▶ [REQUIREMENTS] Tally the lines in the listing below that include "address". Answer with the count and nothing more.

▶ [Dataset records]
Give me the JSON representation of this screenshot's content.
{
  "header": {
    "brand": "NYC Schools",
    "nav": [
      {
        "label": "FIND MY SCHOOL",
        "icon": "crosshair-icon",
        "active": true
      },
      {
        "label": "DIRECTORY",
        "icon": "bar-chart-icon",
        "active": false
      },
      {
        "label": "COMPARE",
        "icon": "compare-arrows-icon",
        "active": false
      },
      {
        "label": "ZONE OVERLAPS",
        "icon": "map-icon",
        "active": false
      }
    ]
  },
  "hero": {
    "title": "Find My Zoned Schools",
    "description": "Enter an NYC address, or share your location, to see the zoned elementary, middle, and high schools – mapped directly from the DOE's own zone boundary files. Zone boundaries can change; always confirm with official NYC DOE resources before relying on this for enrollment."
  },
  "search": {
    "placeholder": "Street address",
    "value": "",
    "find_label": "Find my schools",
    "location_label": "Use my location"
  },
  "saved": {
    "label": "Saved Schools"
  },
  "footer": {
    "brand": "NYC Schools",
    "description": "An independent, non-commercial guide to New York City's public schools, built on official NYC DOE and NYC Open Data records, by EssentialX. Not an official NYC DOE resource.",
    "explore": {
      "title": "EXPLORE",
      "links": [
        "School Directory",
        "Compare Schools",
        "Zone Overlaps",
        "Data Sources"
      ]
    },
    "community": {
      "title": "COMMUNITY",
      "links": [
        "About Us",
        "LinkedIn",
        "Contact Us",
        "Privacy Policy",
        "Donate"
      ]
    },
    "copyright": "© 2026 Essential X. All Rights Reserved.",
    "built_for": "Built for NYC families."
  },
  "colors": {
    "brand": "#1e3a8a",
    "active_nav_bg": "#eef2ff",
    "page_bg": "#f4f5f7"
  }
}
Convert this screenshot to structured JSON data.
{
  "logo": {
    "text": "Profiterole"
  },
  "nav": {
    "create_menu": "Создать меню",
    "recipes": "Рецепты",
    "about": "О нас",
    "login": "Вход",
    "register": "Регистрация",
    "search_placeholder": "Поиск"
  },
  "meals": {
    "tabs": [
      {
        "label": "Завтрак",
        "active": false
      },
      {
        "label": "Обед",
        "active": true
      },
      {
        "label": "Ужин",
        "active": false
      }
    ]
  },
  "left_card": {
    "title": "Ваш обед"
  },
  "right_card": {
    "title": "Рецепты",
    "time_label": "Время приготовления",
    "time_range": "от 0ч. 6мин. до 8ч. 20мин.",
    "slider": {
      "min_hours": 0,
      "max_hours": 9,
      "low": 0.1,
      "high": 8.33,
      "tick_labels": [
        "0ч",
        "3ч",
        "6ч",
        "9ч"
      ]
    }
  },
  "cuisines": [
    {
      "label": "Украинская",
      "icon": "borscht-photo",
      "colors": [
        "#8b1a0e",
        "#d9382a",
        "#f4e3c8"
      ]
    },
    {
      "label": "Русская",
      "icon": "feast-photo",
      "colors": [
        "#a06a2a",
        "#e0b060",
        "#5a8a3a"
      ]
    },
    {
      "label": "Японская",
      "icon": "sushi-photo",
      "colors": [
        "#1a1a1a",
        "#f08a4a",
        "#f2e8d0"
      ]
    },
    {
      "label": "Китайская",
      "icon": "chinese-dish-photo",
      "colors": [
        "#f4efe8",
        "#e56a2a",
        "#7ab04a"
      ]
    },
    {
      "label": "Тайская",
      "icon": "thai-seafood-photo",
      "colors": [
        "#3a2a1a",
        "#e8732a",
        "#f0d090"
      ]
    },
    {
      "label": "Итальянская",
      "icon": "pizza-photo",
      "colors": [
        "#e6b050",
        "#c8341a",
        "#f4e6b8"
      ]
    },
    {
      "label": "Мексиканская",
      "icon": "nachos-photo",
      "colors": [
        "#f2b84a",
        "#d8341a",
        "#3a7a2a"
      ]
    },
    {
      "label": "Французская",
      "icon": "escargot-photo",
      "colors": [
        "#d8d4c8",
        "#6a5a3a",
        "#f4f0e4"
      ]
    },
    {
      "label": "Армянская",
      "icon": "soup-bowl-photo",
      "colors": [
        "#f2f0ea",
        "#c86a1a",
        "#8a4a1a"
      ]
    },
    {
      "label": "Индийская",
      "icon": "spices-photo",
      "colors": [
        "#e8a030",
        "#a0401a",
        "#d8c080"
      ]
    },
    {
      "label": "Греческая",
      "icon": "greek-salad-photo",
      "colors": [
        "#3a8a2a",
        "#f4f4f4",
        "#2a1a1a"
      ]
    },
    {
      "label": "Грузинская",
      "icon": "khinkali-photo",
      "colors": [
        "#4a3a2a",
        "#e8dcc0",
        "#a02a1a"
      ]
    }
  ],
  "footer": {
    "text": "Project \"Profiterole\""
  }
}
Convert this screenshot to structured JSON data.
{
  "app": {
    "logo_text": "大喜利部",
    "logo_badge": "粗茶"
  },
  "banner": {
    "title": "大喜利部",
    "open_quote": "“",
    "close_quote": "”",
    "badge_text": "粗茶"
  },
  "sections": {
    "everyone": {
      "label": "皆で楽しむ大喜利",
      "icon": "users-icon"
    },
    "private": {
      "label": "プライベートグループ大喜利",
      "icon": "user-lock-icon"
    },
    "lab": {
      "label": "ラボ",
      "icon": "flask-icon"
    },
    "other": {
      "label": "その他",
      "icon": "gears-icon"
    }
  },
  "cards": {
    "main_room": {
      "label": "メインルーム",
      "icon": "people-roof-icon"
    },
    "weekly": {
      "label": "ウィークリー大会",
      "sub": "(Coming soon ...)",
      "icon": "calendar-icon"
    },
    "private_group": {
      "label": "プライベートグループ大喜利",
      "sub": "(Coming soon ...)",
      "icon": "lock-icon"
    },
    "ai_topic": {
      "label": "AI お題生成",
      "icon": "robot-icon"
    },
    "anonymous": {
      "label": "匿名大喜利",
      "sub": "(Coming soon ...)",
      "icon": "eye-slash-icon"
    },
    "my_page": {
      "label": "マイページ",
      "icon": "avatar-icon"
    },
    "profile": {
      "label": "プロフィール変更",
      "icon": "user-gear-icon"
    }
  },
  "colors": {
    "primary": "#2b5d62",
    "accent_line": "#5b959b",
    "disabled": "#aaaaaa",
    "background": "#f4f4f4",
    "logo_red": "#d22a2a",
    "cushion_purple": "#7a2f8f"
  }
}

▶ [RESPONSE TO THIS EXERCISE] 2